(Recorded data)

══════════════════════════════

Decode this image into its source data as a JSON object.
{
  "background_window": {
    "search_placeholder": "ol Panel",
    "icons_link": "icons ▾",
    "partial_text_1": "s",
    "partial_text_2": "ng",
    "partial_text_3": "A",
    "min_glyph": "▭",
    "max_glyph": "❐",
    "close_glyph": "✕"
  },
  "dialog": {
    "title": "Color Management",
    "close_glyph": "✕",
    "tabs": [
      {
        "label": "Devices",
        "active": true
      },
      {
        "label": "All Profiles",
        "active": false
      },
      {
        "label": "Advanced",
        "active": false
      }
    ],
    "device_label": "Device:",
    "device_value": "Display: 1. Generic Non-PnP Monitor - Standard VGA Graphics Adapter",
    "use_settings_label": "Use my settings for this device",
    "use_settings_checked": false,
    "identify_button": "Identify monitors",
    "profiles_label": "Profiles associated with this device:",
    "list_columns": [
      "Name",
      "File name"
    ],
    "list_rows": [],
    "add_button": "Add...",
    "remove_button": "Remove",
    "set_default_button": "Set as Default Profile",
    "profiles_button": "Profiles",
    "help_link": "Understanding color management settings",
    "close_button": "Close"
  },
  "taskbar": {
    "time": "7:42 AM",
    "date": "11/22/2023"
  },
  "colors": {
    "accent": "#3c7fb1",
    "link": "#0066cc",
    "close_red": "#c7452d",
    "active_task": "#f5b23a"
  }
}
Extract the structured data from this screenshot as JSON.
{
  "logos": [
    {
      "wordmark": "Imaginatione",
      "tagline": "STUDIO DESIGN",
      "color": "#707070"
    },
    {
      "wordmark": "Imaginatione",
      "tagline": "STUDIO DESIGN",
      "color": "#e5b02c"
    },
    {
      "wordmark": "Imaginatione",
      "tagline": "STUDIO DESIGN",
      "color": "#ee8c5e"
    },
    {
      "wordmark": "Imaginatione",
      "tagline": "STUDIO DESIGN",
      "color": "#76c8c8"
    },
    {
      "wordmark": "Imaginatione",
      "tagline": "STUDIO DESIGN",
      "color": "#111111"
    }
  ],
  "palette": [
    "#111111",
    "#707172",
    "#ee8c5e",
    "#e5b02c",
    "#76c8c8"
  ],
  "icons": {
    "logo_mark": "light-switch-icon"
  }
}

══════════════════════════════

Work to do -
Write out the complete set of records exactly as given.

Task response -
Decode this image into its source data as a JSON object.
{
  "background_window": {
    "search_placeholder": "ol Panel",
    "icons_link": "icons ▾",
    "partial_text_1": "s",
    "partial_text_2": "ng",
    "partial_text_3": "A",
    "min_glyph": "▭",
    "max_glyph": "❐",
    "close_glyph": "✕"
  },
  "dialog": {
    "title": "Color Management",
    "close_glyph": "✕",
    "tabs": [
      {
        "label": "Devices",
        "active": true
      },
      {
        "label": "All Profiles",
        "active": false
      },
      {
        "label": "Advanced",
        "active": false
      }
    ],
    "device_label": "Device:",
    "device_value": "Display: 1. Generic Non-PnP Monitor - Standard VGA Graphics Adapter",
    "use_settings_label": "Use my settings for this device",
    "use_settings_checked": false,
    "identify_button": "Identify monitors",
    "profiles_label": "Profiles associated with this device:",
    "list_columns": [
      "Name",
      "File name"
    ],
    "list_rows": [],
    "add_button": "Add...",
    "remove_button": "Remove",
    "set_default_button": "Set as Default Profile",
    "profiles_button": "Profiles",
    "help_link": "Understanding color management settings",
    "close_button": "Close"
  },
  "taskbar": {
    "time": "7:42 AM",
    "date": "11/22/2023"
  },
  "colors": {
    "accent": "#3c7fb1",
    "link": "#0066cc",
    "close_red": "#c7452d",
    "active_task": "#f5b23a"
  }
}
Extract the structured data from this screenshot as JSON.
{
  "logos": [
    {
      "wordmark": "Imaginatione",
      "tagline": "STUDIO DESIGN",
      "color": "#707070"
    },
    {
      "wordmark": "Imaginatione",
      "tagline": "STUDIO DESIGN",
      "color": "#e5b02c"
    },
    {
      "wordmark": "Imaginatione",
      "tagline": "STUDIO DESIGN",
      "color": "#ee8c5e"
    },
    {
      "wordmark": "Imaginatione",
      "tagline": "STUDIO DESIGN",
      "color": "#76c8c8"
    },
    {
      "wordmark": "Imaginatione",
      "tagline": "STUDIO DESIGN",
      "color": "#111111"
    }
  ],
  "palette": [
    "#111111",
    "#707172",
    "#ee8c5e",
    "#e5b02c",
    "#76c8c8"
  ],
  "icons": {
    "logo_mark": "light-switch-icon"
  }
}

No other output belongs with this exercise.